**Selection**
☆ ☆ ☆ ☆ ☆

It was time to renew my mobile phone contract (well, actually my partner’s contract this time – she gets the hand-me-downs) and after my experience with Android using the HTC Magic this phone was only ever going to be Android again. I did not want a slide-out keyboard so my options were either the HTC Tattoo or this. Given the better camera and less chunky design I was sold on the G2 Touch very easily.
For anyone interested I quickly flicked through YouTube and dug up this promotional video:
On with my review now.
I have the black version, which is nice. In the box is the phone, headphones/hands free kit, battery, 2GB microSD card which is already loaded in to the phone, and a charger. The charger is nifty because the plug has a USB port meaning that a separate USB cable is not necessary – a nice saving, plus, I don’t know anyone who is ever stuck for a USB cable. They are everywhere, breeding like wire coat hangers. Picking it up for the first time felt good. It has a nice weight and it balances well in the hand. When I powered it up I went through the rigmarole of setting up my Google account, email and suchlike. I then immediately installed all the applications I had on my Magic. The performance of the G2 in doing so was better than the Magic, faster and smoother.
The screen is simply gorgeous – absolutely pin sharp and clear. I began to customise the phone and discovered what a superb interface it has.

☆ ☆ ☆ ☆ ☆

**Directives**
1. Why does the phone review call the G2 Touch's charger nifty?
2. Carry on the phone review from its final sentence.

**Supplied information**
☆ ☆ ☆ ☆ ☆

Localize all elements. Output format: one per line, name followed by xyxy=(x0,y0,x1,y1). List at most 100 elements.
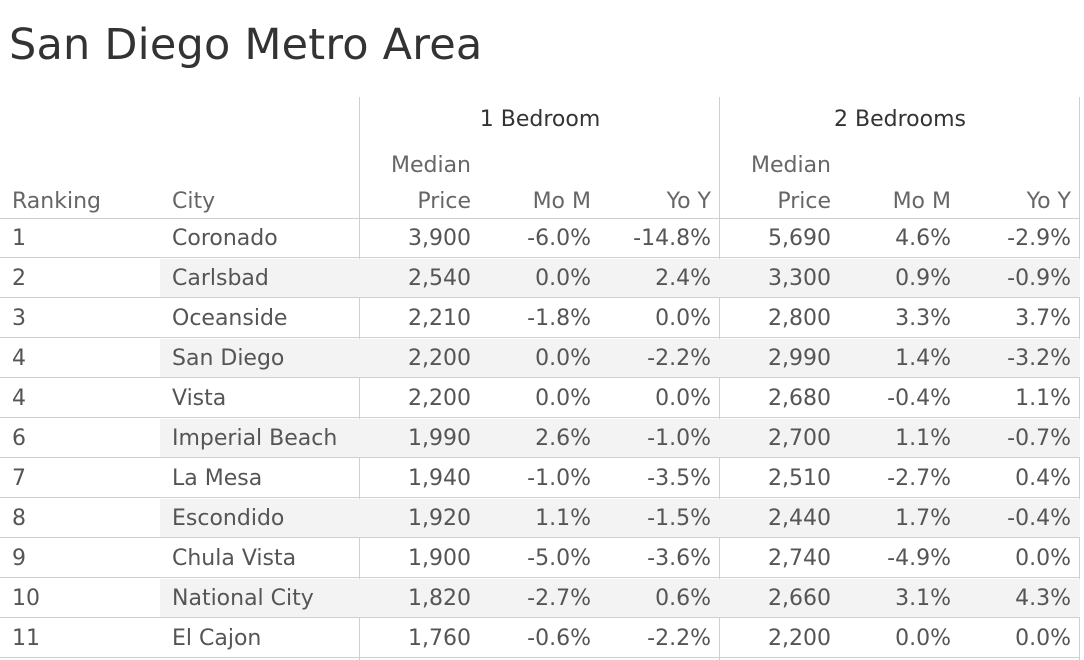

☆ ☆ ☆ ☆ ☆

**Results**
1. Its plug has a built-in USB port, so a separate USB cable is not needed. The reviewer calls this a nice saving.

2.
Here you can see the screen. The wallpaper is customisable and you can have different ones for the lock screen and the open screen. What you can see here is the clock widget (one of 12 different clock widgets preloaded) and several shortcuts. The screen is one of seven fully customisable screens that are available with a swipe. It is set up so that the home key takes you to the ‘middle’ of the seven and obviously there are three screens either side, accessed via a swipe. Each screen has sixteen slots where application shortcuts or folders can be dragged, or widgets can be installed. Widgets vary in shape and size but as a rule you can install either a single full screen widget, two half screen widgets or four panel style widgets. The G2 comes preloaded with both Android widgets and HTC widgets. The Android widgets are functional but the HTC ones look way better. Currently pinned to my screens are the following:
Installing these widgets makes the phone extremely user friendly and not only beats scrolling through the applications menu, but also the widgets such as Twitter, Facebook, music etc are live, real time widgets. As an Apple lover it pains me to say it, but sorry boys, this kicks the ass out of the iPhone interface. For my most frequently used applications it is often one tap, no opening of the application necessary. This is the most user friendly phone I have ever had in this respect. I think Android has an image issue as it is thought of as geeky because anyone who used this phone would think twice about iPhone. I never say never, but for my money Apple need to do something revolutionary to get my business back.
The phone has, aside from the touch screen, 6 keys and a rocker button for volume. Red and green phone buttons with the expected functions, home, menu which accesses setting in all applications and another rocker key that is both back and opens a search field, again in all applications. They are all easily accessible and responsive. The on screen keyboard is easy to use. Typing is comfortable (I have large goalkeeper hands) and there is an excellent predictive text and spelling engine which also learns any new words typed – a nice touch that has been a glaring omission in previous phones, occasionally making me want to launch them skyward.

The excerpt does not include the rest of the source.